__Task description__: Across the whole listing, copy out every line that includes the string "处理时间内".

----- Records supplied -----

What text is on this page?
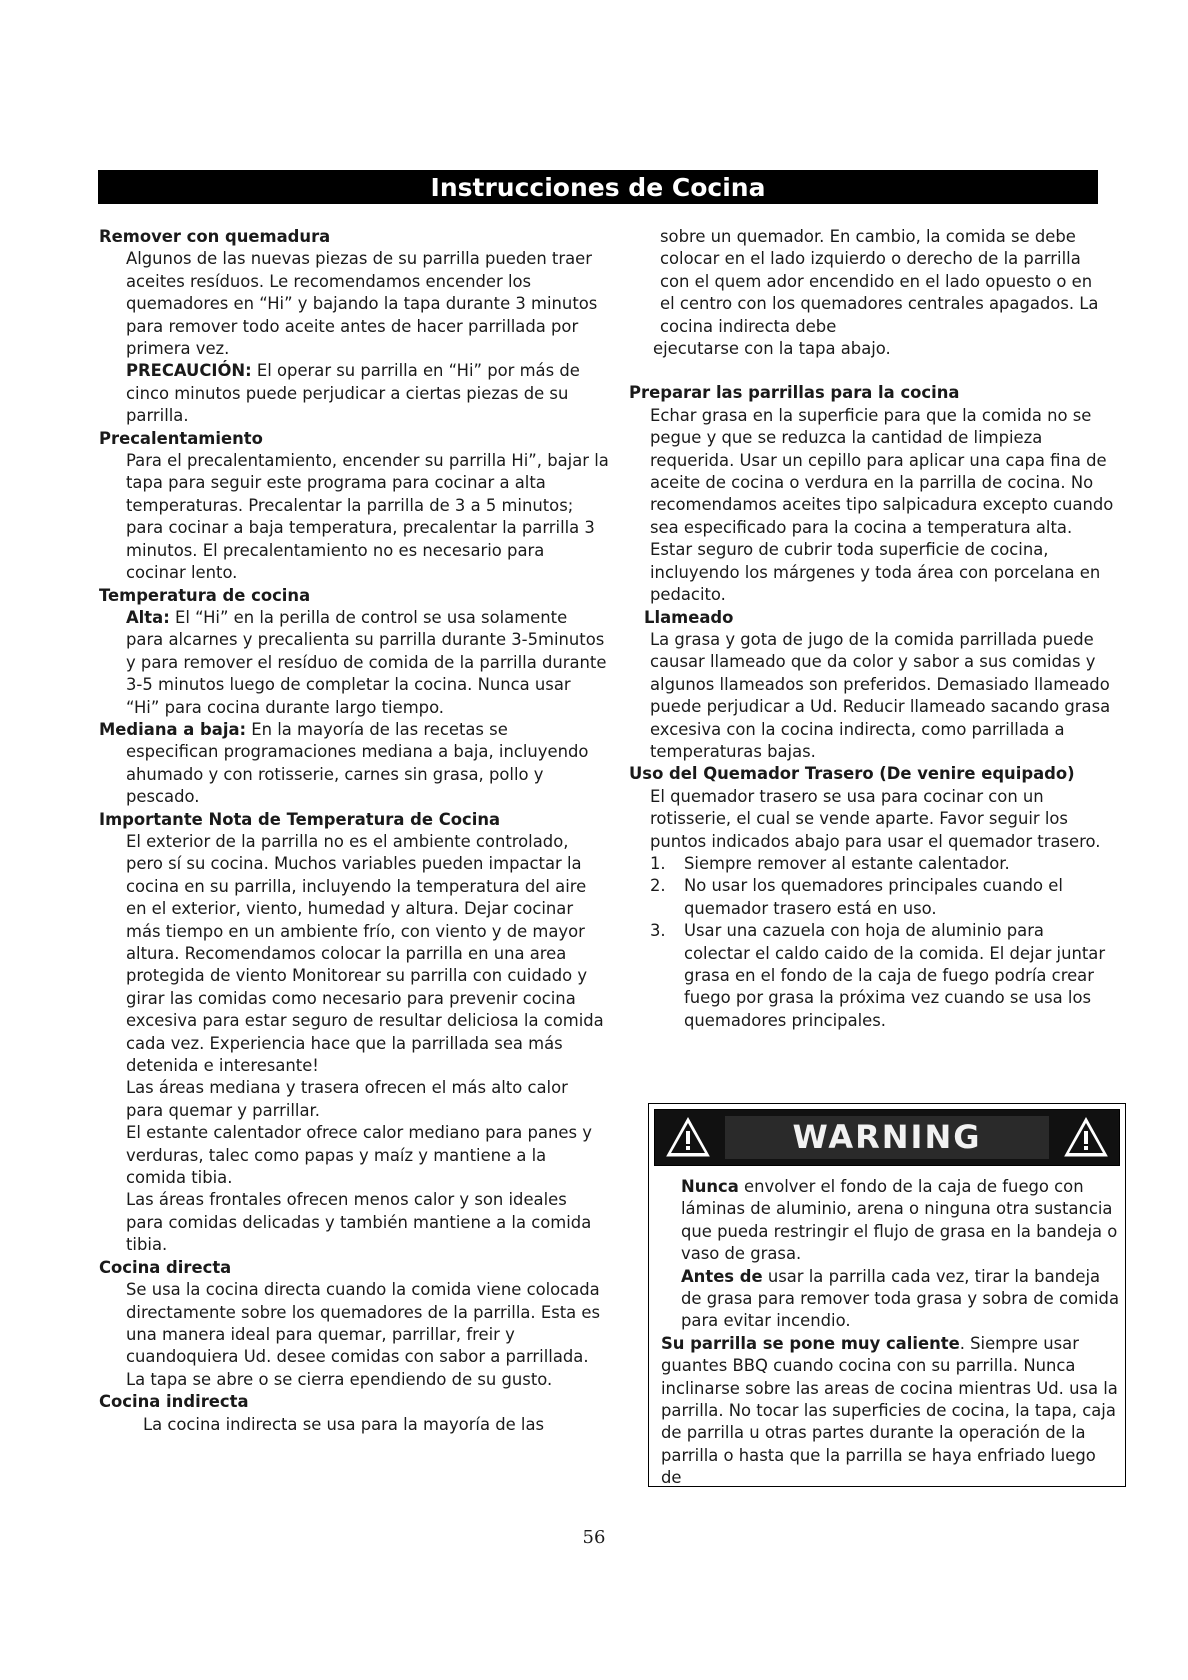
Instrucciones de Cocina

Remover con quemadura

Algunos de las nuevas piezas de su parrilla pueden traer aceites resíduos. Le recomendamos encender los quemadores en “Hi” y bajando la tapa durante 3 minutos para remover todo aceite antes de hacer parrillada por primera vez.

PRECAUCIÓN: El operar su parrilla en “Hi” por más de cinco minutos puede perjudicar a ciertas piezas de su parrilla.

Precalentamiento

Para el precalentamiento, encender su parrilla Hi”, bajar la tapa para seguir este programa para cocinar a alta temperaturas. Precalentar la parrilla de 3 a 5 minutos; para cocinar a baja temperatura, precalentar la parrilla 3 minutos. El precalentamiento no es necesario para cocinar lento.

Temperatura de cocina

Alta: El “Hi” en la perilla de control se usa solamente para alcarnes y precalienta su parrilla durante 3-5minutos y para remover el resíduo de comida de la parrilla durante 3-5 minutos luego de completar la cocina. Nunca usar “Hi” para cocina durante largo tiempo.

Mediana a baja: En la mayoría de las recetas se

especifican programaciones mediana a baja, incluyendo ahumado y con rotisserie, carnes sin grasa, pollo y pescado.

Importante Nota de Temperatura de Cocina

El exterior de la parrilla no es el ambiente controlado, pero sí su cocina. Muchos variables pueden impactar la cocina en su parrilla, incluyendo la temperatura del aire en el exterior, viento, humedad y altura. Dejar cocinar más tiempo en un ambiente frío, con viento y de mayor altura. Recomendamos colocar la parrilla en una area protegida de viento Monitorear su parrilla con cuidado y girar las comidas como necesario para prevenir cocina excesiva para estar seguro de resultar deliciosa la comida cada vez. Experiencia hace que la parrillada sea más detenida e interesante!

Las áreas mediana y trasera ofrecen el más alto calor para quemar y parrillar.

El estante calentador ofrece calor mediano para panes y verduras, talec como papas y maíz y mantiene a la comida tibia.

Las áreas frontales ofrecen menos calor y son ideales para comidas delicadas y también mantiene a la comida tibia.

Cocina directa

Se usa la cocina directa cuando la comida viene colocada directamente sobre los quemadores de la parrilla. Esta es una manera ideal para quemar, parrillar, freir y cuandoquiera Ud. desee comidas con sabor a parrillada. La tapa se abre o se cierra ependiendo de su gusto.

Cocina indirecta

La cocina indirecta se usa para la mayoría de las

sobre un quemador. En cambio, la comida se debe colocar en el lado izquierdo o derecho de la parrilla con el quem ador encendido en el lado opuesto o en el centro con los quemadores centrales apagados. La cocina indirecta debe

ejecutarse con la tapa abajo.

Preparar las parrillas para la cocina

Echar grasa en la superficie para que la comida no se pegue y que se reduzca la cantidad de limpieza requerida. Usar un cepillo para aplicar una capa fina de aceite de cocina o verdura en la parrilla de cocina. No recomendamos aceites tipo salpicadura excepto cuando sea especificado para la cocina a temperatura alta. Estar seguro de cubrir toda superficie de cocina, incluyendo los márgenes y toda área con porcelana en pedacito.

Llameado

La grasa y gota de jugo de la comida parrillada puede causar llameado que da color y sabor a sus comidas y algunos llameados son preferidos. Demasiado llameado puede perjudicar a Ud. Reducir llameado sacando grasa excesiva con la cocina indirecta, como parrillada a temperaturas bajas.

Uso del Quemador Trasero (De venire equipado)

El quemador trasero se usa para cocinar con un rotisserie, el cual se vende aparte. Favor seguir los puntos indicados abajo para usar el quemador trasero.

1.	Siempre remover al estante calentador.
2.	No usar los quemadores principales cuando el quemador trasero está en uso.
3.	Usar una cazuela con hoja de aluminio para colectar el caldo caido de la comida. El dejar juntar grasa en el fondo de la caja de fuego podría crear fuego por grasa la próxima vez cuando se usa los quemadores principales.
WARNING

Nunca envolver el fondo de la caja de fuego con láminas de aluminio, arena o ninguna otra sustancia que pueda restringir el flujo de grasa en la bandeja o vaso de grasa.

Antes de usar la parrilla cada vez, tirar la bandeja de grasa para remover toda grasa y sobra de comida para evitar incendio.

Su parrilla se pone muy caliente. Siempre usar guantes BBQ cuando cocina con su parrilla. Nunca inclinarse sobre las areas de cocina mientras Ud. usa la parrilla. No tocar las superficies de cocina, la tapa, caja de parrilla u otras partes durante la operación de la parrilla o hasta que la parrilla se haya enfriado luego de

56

-----
----- Records supplied -----

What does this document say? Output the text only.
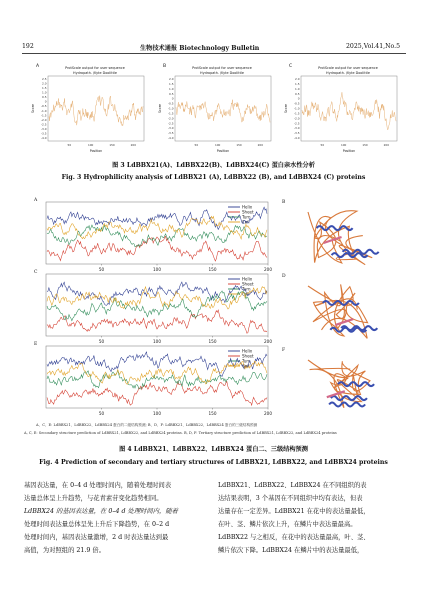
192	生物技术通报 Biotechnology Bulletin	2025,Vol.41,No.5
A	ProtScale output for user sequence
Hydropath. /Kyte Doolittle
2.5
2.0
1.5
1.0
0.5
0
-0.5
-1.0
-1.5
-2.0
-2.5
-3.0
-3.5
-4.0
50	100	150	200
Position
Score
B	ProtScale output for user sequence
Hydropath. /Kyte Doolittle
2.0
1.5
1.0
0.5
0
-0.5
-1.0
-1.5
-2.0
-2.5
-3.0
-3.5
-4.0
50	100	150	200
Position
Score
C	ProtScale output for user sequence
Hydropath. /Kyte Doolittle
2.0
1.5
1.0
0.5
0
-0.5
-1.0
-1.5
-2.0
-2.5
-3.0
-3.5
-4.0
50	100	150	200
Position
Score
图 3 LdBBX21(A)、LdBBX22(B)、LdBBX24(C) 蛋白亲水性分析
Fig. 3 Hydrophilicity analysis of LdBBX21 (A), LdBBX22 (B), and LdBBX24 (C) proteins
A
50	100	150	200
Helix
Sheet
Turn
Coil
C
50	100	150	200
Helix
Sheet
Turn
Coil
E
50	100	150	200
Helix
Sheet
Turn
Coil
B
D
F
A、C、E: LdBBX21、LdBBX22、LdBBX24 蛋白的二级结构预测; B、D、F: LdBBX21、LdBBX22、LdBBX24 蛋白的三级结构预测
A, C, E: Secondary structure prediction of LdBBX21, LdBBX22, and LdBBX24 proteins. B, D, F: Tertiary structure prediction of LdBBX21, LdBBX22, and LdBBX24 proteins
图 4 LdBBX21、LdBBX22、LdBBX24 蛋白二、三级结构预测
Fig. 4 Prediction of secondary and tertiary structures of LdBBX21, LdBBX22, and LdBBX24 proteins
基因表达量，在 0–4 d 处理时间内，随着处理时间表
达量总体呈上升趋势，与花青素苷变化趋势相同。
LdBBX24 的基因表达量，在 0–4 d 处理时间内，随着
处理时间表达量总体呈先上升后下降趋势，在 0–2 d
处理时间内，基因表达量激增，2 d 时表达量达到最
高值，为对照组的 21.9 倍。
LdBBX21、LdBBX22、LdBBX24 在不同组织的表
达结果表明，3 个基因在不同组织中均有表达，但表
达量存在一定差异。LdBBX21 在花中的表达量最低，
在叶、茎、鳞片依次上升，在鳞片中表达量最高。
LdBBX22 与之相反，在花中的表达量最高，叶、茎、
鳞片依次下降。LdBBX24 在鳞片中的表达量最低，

-----

__Expected answer__:
基因表达量，在 0–4 d 处理时间内，随着处理时间表
LdBBX24 的基因表达量，在 0–4 d 处理时间内，随着
处理时间内，基因表达量激增，2 d 时表达量达到最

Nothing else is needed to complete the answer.